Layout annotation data

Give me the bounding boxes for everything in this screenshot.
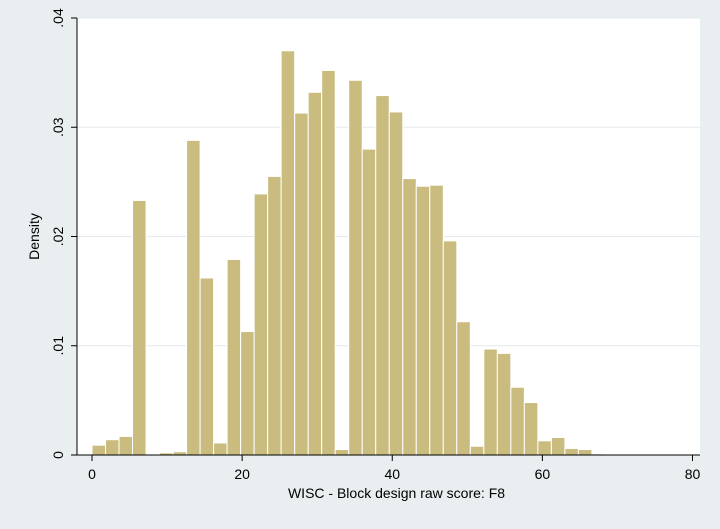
- histogram-bar: [402, 178, 417, 456]
- histogram-bar: [280, 50, 296, 456]
- histogram-bar: [442, 240, 458, 456]
- histogram-bar: [91, 444, 107, 456]
- histogram-bar: [118, 435, 134, 456]
- histogram-bar: [361, 148, 377, 456]
- histogram-bar: [429, 184, 444, 456]
- y-tick-label: .02: [50, 227, 66, 247]
- histogram-bar: [577, 449, 593, 456]
- x-tick-label: 20: [234, 466, 250, 482]
- histogram-bar: [456, 321, 471, 456]
- histogram-bar: [199, 277, 215, 456]
- histogram-bar: [267, 175, 282, 456]
- histogram-bar: [510, 386, 525, 456]
- histogram-bar: [348, 79, 363, 456]
- histogram-bar: [564, 447, 579, 456]
- y-tick-label: .03: [50, 117, 66, 137]
- histogram-bar: [537, 440, 552, 456]
- histogram-bar: [415, 185, 431, 456]
- histogram-bar: [294, 112, 309, 456]
- histogram-bar: [132, 199, 147, 456]
- histogram-bar: [469, 445, 485, 456]
- histogram-bar: [334, 449, 350, 456]
- bars: [91, 50, 606, 456]
- y-tick-label: .01: [50, 336, 66, 356]
- x-axis-label: WISC - Block design raw score: F8: [288, 485, 505, 501]
- y-axis-label: Density: [26, 213, 42, 260]
- histogram-bar: [483, 348, 498, 456]
- histogram-bar: [186, 139, 201, 456]
- axes: 0 20 40 60 80 0 .01 .02 .03 .04: [50, 8, 700, 482]
- histogram-bar: [550, 437, 566, 456]
- histogram-bar: [307, 91, 323, 456]
- histogram-bar: [375, 95, 390, 456]
- x-tick-label: 0: [88, 466, 96, 482]
- histogram-bar: [213, 442, 228, 456]
- y-tick-label: .04: [50, 8, 66, 28]
- histogram-bar: [321, 69, 336, 456]
- x-tick-label: 80: [685, 466, 701, 482]
- histogram-bar: [226, 258, 242, 456]
- histogram-bar: [253, 193, 269, 456]
- histogram-bar: [388, 111, 404, 456]
- histogram-bar: [496, 352, 512, 456]
- x-tick-label: 40: [384, 466, 400, 482]
- y-tick-label: 0: [50, 451, 66, 459]
- histogram-bar: [105, 439, 120, 456]
- histogram-bar: [523, 402, 539, 456]
- x-tick-label: 60: [535, 466, 551, 482]
- histogram-bar: [240, 331, 255, 456]
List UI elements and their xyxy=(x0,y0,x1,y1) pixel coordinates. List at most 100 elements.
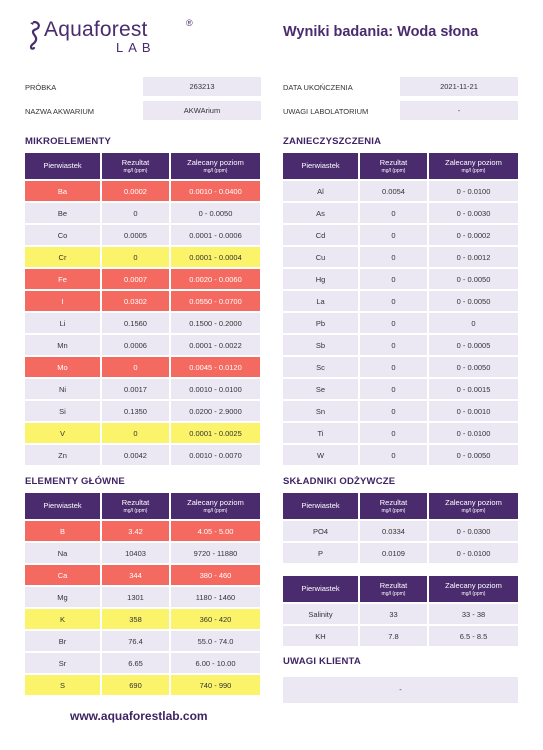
cell-result: 0.0042 xyxy=(102,445,169,465)
cell-element: P xyxy=(283,543,358,563)
section-title-nutrients: SKŁADNIKI ODŻYWCZE xyxy=(283,476,396,487)
table-row: Sn 0 0 - 0.0010 xyxy=(283,401,518,421)
cell-range: 6.00 - 10.00 xyxy=(171,653,260,673)
cell-result: 0.0334 xyxy=(360,521,427,541)
header-unit-label: mg/l (ppm) xyxy=(203,507,228,514)
cell-element: Mo xyxy=(25,357,100,377)
table-row: B 3.42 4.05 - 5.00 xyxy=(25,521,260,541)
header-element-label: Pierwiastek xyxy=(301,584,340,593)
section-title-pollutants: ZANIECZYSZCZENIA xyxy=(283,136,382,147)
table-header: Pierwiastek Rezultat mg/l (ppm) Zalecany po… xyxy=(283,576,518,602)
cell-range: 55.0 - 74.0 xyxy=(171,631,260,651)
cell-range: 0.0001 - 0.0025 xyxy=(171,423,260,443)
micro-elements-table: Pierwiastek Rezultat mg/l (ppm) Zalecany po… xyxy=(25,153,260,467)
cell-element: Sc xyxy=(283,357,358,377)
cell-result: 0 xyxy=(360,335,427,355)
table-row: Salinity 33 33 - 38 xyxy=(283,604,518,624)
cell-result: 0.0302 xyxy=(102,291,169,311)
header-result-label: Rezultat xyxy=(121,157,150,167)
table-row: Na 10403 9720 - 11880 xyxy=(25,543,260,563)
header-recommended-label: Zalecany poziom xyxy=(445,580,502,590)
cell-range: 0 - 0.0050 xyxy=(429,269,518,289)
tank-value: AKWArium xyxy=(143,101,261,120)
table-row: Pb 0 0 xyxy=(283,313,518,333)
cell-element: Mg xyxy=(25,587,100,607)
lab-notes-value: - xyxy=(400,101,518,120)
cell-element: Li xyxy=(25,313,100,333)
cell-element: Na xyxy=(25,543,100,563)
cell-result: 0.0054 xyxy=(360,181,427,201)
cell-range: 0 - 0.0015 xyxy=(429,379,518,399)
header-unit-label: mg/l (ppm) xyxy=(461,590,486,597)
cell-element: V xyxy=(25,423,100,443)
cell-element: PO4 xyxy=(283,521,358,541)
cell-range: 1180 - 1460 xyxy=(171,587,260,607)
cell-result: 1301 xyxy=(102,587,169,607)
registered-mark: ® xyxy=(186,18,193,28)
header-recommended-label: Zalecany poziom xyxy=(187,497,244,507)
cell-range: 0 - 0.0100 xyxy=(429,423,518,443)
cell-range: 0.0200 - 2.9000 xyxy=(171,401,260,421)
cell-element: Fe xyxy=(25,269,100,289)
header-recommended-label: Zalecany poziom xyxy=(187,157,244,167)
cell-result: 690 xyxy=(102,675,169,695)
table-header: Pierwiastek Rezultat mg/l (ppm) Zalecany po… xyxy=(283,493,518,519)
header-recommended: Zalecany poziom mg/l (ppm) xyxy=(429,576,518,602)
cell-result: 0 xyxy=(360,269,427,289)
cell-result: 33 xyxy=(360,604,427,624)
header-result-label: Rezultat xyxy=(379,157,408,167)
cell-result: 0.0006 xyxy=(102,335,169,355)
cell-element: Se xyxy=(283,379,358,399)
cell-result: 0.0002 xyxy=(102,181,169,201)
cell-element: Ba xyxy=(25,181,100,201)
cell-range: 0 - 0.0002 xyxy=(429,225,518,245)
cell-element: S xyxy=(25,675,100,695)
cell-result: 0 xyxy=(360,401,427,421)
header-element: Pierwiastek xyxy=(283,153,358,179)
header-element-label: Pierwiastek xyxy=(301,501,340,510)
header-unit-label: mg/l (ppm) xyxy=(461,507,486,514)
table-row: Mg 1301 1180 - 1460 xyxy=(25,587,260,607)
header-unit-label: mg/l (ppm) xyxy=(381,590,406,597)
header-result: Rezultat mg/l (ppm) xyxy=(360,576,427,602)
cell-range: 0 - 0.0050 xyxy=(171,203,260,223)
table-row: K 358 360 - 420 xyxy=(25,609,260,629)
cell-element: La xyxy=(283,291,358,311)
cell-range: 380 - 460 xyxy=(171,565,260,585)
cell-range: 0 - 0.0030 xyxy=(429,203,518,223)
table-row: Si 0.1350 0.0200 - 2.9000 xyxy=(25,401,260,421)
cell-range: 0 - 0.0005 xyxy=(429,335,518,355)
cell-result: 0 xyxy=(360,203,427,223)
header-recommended: Zalecany poziom mg/l (ppm) xyxy=(429,153,518,179)
cell-element: Cr xyxy=(25,247,100,267)
cell-range: 0.0001 - 0.0006 xyxy=(171,225,260,245)
report-title: Wyniki badania: Woda słona xyxy=(283,24,479,40)
table-row: Cr 0 0.0001 - 0.0004 xyxy=(25,247,260,267)
table-row: V 0 0.0001 - 0.0025 xyxy=(25,423,260,443)
main-elements-table: Pierwiastek Rezultat mg/l (ppm) Zalecany po… xyxy=(25,493,260,697)
cell-range: 0.0010 - 0.0070 xyxy=(171,445,260,465)
cell-result: 0 xyxy=(102,203,169,223)
cell-range: 0.0550 - 0.0700 xyxy=(171,291,260,311)
header-result: Rezultat mg/l (ppm) xyxy=(102,493,169,519)
table-header: Pierwiastek Rezultat mg/l (ppm) Zalecany po… xyxy=(283,153,518,179)
cell-element: KH xyxy=(283,626,358,646)
cell-range: 0 - 0.0100 xyxy=(429,181,518,201)
cell-element: I xyxy=(25,291,100,311)
header-recommended-label: Zalecany poziom xyxy=(445,497,502,507)
header-element-label: Pierwiastek xyxy=(301,161,340,170)
client-notes-value: - xyxy=(283,677,518,703)
header-result-label: Rezultat xyxy=(121,497,150,507)
cell-result: 0.1350 xyxy=(102,401,169,421)
cell-element: Sr xyxy=(25,653,100,673)
cell-element: W xyxy=(283,445,358,465)
cell-element: Co xyxy=(25,225,100,245)
website-link[interactable]: www.aquaforestlab.com xyxy=(70,709,208,723)
cell-result: 0 xyxy=(360,379,427,399)
sample-value: 263213 xyxy=(143,77,261,96)
cell-result: 0 xyxy=(360,445,427,465)
date-label: DATA UKOŃCZENIA xyxy=(283,83,353,92)
cell-result: 76.4 xyxy=(102,631,169,651)
cell-element: Hg xyxy=(283,269,358,289)
cell-range: 0.0001 - 0.0022 xyxy=(171,335,260,355)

AIM:
Format the listing from the line with "cell-result: 0.0042 xyxy=(102,445,169,465)" to the line with "header-recommended-label: Zalecany poziom xyxy=(187,497,244,507)" as a Markdown table with the columns n and Line. Put a running row number in n and each line in Line, and leave out any blank lines.

EXERCISE RESULT:
| n | Line |
|---|---|
| 1 | cell-result: 0.0042 xyxy=(102,445,169,465) |
| 2 | cell-element: P xyxy=(283,543,358,563) |
| 3 | section-title-nutrients: SKŁADNIKI ODŻYWCZE xyxy=(283,476,396,487) |
| 4 | table-row: Sn 0 0 - 0.0010 xyxy=(283,401,518,421) |
| 5 | cell-range: 6.00 - 10.00 xyxy=(171,653,260,673) |
| 6 | cell-result: 0.0334 xyxy=(360,521,427,541) |
| 7 | header-unit-label: mg/l (ppm) xyxy=(203,507,228,514) |
| 8 | cell-element: Mo xyxy=(25,357,100,377) |
| 9 | table-row: B 3.42 4.05 - 5.00 xyxy=(25,521,260,541) |
| 10 | header-element-label: Pierwiastek xyxy=(301,584,340,593) |
| 11 | section-title-pollutants: ZANIECZYSZCZENIA xyxy=(283,136,382,147) |
| 12 | table-header: Pierwiastek Rezultat mg/l (ppm) Zalecany po… xyxy=(283,576,518,602) |
| 13 | cell-range: 55.0 - 74.0 xyxy=(171,631,260,651) |
| 14 | cell-range: 0.0001 - 0.0025 xyxy=(171,423,260,443) |
| 15 | micro-elements-table: Pierwiastek Rezultat mg/l (ppm) Zalecany po… xyxy=(25,153,260,467) |
| 16 | cell-element: Sc xyxy=(283,357,358,377) |
| 17 | cell-result: 0 xyxy=(360,335,427,355) |
| 18 | table-row: Salinity 33 33 - 38 xyxy=(283,604,518,624) |
| 19 | cell-result: 0.0302 xyxy=(102,291,169,311) |
| 20 | header-result-label: Rezultat xyxy=(121,157,150,167) |
| 21 | table-row: Na 10403 9720 - 11880 xyxy=(25,543,260,563) |
| 22 | header-recommended-label: Zalecany poziom xyxy=(445,580,502,590) |
| 23 | cell-range: 0 - 0.0050 xyxy=(429,269,518,289) |
| 24 | tank-value: AKWArium xyxy=(143,101,261,120) |
| 25 | table-row: Pb 0 0 xyxy=(283,313,518,333) |
| 26 | cell-element: Mg xyxy=(25,587,100,607) |
| 27 | lab-notes-value: - xyxy=(400,101,518,120) |
| 28 | cell-element: Li xyxy=(25,313,100,333) |
| 29 | cell-element: Na xyxy=(25,543,100,563) |
| 30 | cell-result: 0.0054 xyxy=(360,181,427,201) |
| 31 | cell-range: 0 - 0.0015 xyxy=(429,379,518,399) |
| 32 | header-unit-label: mg/l (ppm) xyxy=(461,590,486,597) |
| 33 | cell-element: V xyxy=(25,423,100,443) |
| 34 | cell-element: PO4 xyxy=(283,521,358,541) |
| 35 | cell-range: 1180 - 1460 xyxy=(171,587,260,607) |
| 36 | cell-result: 1301 xyxy=(102,587,169,607) |
| 37 | registered-mark: ® xyxy=(186,18,193,28) |
| 38 | header-recommended-label: Zalecany poziom xyxy=(187,497,244,507) |